Transcribe the data that follows precisely, omitting nothing.

═════ RECORDED INFORMATION ═════

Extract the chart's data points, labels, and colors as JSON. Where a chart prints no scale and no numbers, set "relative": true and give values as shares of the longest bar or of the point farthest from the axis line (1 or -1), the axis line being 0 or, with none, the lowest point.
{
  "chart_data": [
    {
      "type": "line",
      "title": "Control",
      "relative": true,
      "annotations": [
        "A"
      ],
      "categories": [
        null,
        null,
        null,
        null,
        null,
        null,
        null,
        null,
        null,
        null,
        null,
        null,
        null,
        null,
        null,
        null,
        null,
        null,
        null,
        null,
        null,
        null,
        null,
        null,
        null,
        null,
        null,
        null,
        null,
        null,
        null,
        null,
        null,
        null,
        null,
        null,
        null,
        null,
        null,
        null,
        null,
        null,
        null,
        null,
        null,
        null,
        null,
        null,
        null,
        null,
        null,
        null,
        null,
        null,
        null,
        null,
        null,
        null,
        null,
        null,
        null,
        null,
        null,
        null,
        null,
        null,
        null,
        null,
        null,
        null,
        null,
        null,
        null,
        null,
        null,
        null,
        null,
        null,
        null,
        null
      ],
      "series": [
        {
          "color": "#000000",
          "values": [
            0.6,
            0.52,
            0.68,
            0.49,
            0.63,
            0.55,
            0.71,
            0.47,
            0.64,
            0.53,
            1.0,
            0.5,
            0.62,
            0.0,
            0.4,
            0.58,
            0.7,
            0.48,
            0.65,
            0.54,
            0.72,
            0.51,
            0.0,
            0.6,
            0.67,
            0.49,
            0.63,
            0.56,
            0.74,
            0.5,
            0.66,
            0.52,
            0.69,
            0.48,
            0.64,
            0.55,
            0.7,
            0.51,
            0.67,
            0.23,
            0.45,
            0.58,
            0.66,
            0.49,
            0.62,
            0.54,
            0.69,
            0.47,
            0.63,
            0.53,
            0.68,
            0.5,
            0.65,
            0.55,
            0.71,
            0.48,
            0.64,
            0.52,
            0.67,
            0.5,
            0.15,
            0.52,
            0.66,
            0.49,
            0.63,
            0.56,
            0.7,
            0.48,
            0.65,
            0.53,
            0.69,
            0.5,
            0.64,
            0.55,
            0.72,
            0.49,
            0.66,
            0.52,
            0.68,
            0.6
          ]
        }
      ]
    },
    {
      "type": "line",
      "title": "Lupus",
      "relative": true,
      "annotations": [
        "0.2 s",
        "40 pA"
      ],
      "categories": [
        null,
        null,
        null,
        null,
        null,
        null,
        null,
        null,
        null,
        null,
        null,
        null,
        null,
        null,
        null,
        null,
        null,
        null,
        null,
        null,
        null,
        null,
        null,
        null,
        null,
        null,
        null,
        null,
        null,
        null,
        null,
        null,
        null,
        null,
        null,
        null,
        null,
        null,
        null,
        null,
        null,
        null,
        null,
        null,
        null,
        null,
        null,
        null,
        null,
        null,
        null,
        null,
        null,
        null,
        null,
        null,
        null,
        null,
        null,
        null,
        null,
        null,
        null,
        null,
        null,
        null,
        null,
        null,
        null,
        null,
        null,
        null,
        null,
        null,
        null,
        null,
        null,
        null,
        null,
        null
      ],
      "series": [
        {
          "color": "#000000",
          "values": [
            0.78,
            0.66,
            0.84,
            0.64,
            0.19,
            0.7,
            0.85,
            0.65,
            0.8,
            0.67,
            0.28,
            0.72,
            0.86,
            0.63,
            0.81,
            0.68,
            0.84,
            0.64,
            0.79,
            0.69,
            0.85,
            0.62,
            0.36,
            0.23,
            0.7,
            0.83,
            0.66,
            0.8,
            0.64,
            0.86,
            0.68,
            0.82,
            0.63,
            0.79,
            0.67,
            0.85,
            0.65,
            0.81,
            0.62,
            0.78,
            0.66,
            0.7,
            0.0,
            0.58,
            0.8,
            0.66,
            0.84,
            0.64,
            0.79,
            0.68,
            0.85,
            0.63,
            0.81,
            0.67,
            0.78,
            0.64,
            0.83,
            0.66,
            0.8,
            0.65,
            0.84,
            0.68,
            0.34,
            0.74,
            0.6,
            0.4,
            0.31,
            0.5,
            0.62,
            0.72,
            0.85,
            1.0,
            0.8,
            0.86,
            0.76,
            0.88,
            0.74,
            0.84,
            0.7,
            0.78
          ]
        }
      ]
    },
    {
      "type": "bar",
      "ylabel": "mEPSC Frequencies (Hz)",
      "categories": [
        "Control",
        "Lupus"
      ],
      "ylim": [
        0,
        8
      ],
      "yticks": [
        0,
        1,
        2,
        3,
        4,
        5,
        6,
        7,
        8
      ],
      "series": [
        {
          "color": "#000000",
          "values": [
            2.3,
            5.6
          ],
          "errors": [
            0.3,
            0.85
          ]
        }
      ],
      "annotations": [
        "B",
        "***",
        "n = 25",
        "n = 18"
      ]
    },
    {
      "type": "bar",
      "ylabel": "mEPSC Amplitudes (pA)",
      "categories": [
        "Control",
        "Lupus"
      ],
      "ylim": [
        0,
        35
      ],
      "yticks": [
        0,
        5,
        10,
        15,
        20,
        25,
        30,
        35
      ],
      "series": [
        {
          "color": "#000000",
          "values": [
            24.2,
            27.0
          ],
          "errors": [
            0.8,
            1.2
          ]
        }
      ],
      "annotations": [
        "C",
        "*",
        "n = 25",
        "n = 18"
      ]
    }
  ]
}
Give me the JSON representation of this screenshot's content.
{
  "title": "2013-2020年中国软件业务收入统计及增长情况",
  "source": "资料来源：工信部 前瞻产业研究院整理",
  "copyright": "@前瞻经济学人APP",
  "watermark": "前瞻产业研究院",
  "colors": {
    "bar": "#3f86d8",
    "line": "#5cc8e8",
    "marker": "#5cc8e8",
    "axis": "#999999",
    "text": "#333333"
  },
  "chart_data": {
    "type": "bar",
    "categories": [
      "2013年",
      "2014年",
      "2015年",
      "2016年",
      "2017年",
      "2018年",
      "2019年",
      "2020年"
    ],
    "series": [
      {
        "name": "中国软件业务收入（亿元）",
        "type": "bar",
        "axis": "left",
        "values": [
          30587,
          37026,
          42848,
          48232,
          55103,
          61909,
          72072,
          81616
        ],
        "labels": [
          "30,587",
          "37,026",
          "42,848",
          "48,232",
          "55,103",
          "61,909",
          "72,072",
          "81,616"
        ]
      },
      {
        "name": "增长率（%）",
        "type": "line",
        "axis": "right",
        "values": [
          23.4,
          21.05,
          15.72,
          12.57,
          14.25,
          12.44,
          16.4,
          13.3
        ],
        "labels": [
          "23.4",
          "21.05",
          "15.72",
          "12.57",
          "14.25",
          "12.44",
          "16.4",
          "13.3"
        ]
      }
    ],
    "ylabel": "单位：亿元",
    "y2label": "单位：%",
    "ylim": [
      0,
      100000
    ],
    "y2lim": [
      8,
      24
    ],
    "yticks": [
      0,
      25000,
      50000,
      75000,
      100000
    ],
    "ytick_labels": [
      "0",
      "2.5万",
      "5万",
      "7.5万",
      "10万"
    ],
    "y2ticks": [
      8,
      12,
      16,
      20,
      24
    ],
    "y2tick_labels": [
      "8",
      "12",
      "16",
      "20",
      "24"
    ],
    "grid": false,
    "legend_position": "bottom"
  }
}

═════

▶ _ANSWER TO THE EXERCISE_:
Extract the chart's data points, labels, and colors as JSON. Where a chart prints no scale and no numbers, set "relative": true and give values as shares of the longest bar or of the point farthest from the axis line (1 or -1), the axis line being 0 or, with none, the lowest point.
{
  "chart_data": [
    {
      "type": "line",
      "title": "Control",
      "relative": true,
      "annotations": [
        "A"
      ],
      "categories": [
        null,
        null,
        null,
        null,
        null,
        null,
        null,
        null,
        null,
        null,
        null,
        null,
        null,
        null,
        null,
        null,
        null,
        null,
        null,
        null,
        null,
        null,
        null,
        null,
        null,
        null,
        null,
        null,
        null,
        null,
        null,
        null,
        null,
        null,
        null,
        null,
        null,
        null,
        null,
        null,
        null,
        null,
        null,
        null,
        null,
        null,
        null,
        null,
        null,
        null,
        null,
        null,
        null,
        null,
        null,
        null,
        null,
        null,
        null,
        null,
        null,
        null,
        null,
        null,
        null,
        null,
        null,
        null,
        null,
        null,
        null,
        null,
        null,
        null,
        null,
        null,
        null,
        null,
        null,
        null
      ],
      "series": [
        {
          "color": "#000000",
          "values": [
            0.6,
            0.52,
            0.68,
            0.49,
            0.63,
            0.55,
            0.71,
            0.47,
            0.64,
            0.53,
            1.0,
            0.5,
            0.62,
            0.0,
            0.4,
            0.58,
            0.7,
            0.48,
            0.65,
            0.54,
            0.72,
            0.51,
            0.0,
            0.6,
            0.67,
            0.49,
            0.63,
            0.56,
            0.74,
            0.5,
            0.66,
            0.52,
            0.69,
            0.48,
            0.64,
            0.55,
            0.7,
            0.51,
            0.67,
            0.23,
            0.45,
            0.58,
            0.66,
            0.49,
            0.62,
            0.54,
            0.69,
            0.47,
            0.63,
            0.53,
            0.68,
            0.5,
            0.65,
            0.55,
            0.71,
            0.48,
            0.64,
            0.52,
            0.67,
            0.5,
            0.15,
            0.52,
            0.66,
            0.49,
            0.63,
            0.56,
            0.7,
            0.48,
            0.65,
            0.53,
            0.69,
            0.5,
            0.64,
            0.55,
            0.72,
            0.49,
            0.66,
            0.52,
            0.68,
            0.6
          ]
        }
      ]
    },
    {
      "type": "line",
      "title": "Lupus",
      "relative": true,
      "annotations": [
        "0.2 s",
        "40 pA"
      ],
      "categories": [
        null,
        null,
        null,
        null,
        null,
        null,
        null,
        null,
        null,
        null,
        null,
        null,
        null,
        null,
        null,
        null,
        null,
        null,
        null,
        null,
        null,
        null,
        null,
        null,
        null,
        null,
        null,
        null,
        null,
        null,
        null,
        null,
        null,
        null,
        null,
        null,
        null,
        null,
        null,
        null,
        null,
        null,
        null,
        null,
        null,
        null,
        null,
        null,
        null,
        null,
        null,
        null,
        null,
        null,
        null,
        null,
        null,
        null,
        null,
        null,
        null,
        null,
        null,
        null,
        null,
        null,
        null,
        null,
        null,
        null,
        null,
        null,
        null,
        null,
        null,
        null,
        null,
        null,
        null,
        null
      ],
      "series": [
        {
          "color": "#000000",
          "values": [
            0.78,
            0.66,
            0.84,
            0.64,
            0.19,
            0.7,
            0.85,
            0.65,
            0.8,
            0.67,
            0.28,
            0.72,
            0.86,
            0.63,
            0.81,
            0.68,
            0.84,
            0.64,
            0.79,
            0.69,
            0.85,
            0.62,
            0.36,
            0.23,
            0.7,
            0.83,
            0.66,
            0.8,
            0.64,
            0.86,
            0.68,
            0.82,
            0.63,
            0.79,
            0.67,
            0.85,
            0.65,
            0.81,
            0.62,
            0.78,
            0.66,
            0.7,
            0.0,
            0.58,
            0.8,
            0.66,
            0.84,
            0.64,
            0.79,
            0.68,
            0.85,
            0.63,
            0.81,
            0.67,
            0.78,
            0.64,
            0.83,
            0.66,
            0.8,
            0.65,
            0.84,
            0.68,
            0.34,
            0.74,
            0.6,
            0.4,
            0.31,
            0.5,
            0.62,
            0.72,
            0.85,
            1.0,
            0.8,
            0.86,
            0.76,
            0.88,
            0.74,
            0.84,
            0.7,
            0.78
          ]
        }
      ]
    },
    {
      "type": "bar",
      "ylabel": "mEPSC Frequencies (Hz)",
      "categories": [
        "Control",
        "Lupus"
      ],
      "ylim": [
        0,
        8
      ],
      "yticks": [
        0,
        1,
        2,
        3,
        4,
        5,
        6,
        7,
        8
      ],
      "series": [
        {
          "color": "#000000",
          "values": [
            2.3,
            5.6
          ],
          "errors": [
            0.3,
            0.85
          ]
        }
      ],
      "annotations": [
        "B",
        "***",
        "n = 25",
        "n = 18"
      ]
    },
    {
      "type": "bar",
      "ylabel": "mEPSC Amplitudes (pA)",
      "categories": [
        "Control",
        "Lupus"
      ],
      "ylim": [
        0,
        35
      ],
      "yticks": [
        0,
        5,
        10,
        15,
        20,
        25,
        30,
        35
      ],
      "series": [
        {
          "color": "#000000",
          "values": [
            24.2,
            27.0
          ],
          "errors": [
            0.8,
            1.2
          ]
        }
      ],
      "annotations": [
        "C",
        "*",
        "n = 25",
        "n = 18"
      ]
    }
  ]
}
Give me the JSON representation of this screenshot's content.
{
  "title": "2013-2020年中国软件业务收入统计及增长情况",
  "source": "资料来源：工信部 前瞻产业研究院整理",
  "copyright": "@前瞻经济学人APP",
  "watermark": "前瞻产业研究院",
  "colors": {
    "bar": "#3f86d8",
    "line": "#5cc8e8",
    "marker": "#5cc8e8",
    "axis": "#999999",
    "text": "#333333"
  },
  "chart_data": {
    "type": "bar",
    "categories": [
      "2013年",
      "2014年",
      "2015年",
      "2016年",
      "2017年",
      "2018年",
      "2019年",
      "2020年"
    ],
    "series": [
      {
        "name": "中国软件业务收入（亿元）",
        "type": "bar",
        "axis": "left",
        "values": [
          30587,
          37026,
          42848,
          48232,
          55103,
          61909,
          72072,
          81616
        ],
        "labels": [
          "30,587",
          "37,026",
          "42,848",
          "48,232",
          "55,103",
          "61,909",
          "72,072",
          "81,616"
        ]
      },
      {
        "name": "增长率（%）",
        "type": "line",
        "axis": "right",
        "values": [
          23.4,
          21.05,
          15.72,
          12.57,
          14.25,
          12.44,
          16.4,
          13.3
        ],
        "labels": [
          "23.4",
          "21.05",
          "15.72",
          "12.57",
          "14.25",
          "12.44",
          "16.4",
          "13.3"
        ]
      }
    ],
    "ylabel": "单位：亿元",
    "y2label": "单位：%",
    "ylim": [
      0,
      100000
    ],
    "y2lim": [
      8,
      24
    ],
    "yticks": [
      0,
      25000,
      50000,
      75000,
      100000
    ],
    "ytick_labels": [
      "0",
      "2.5万",
      "5万",
      "7.5万",
      "10万"
    ],
    "y2ticks": [
      8,
      12,
      16,
      20,
      24
    ],
    "y2tick_labels": [
      "8",
      "12",
      "16",
      "20",
      "24"
    ],
    "grid": false,
    "legend_position": "bottom"
  }
}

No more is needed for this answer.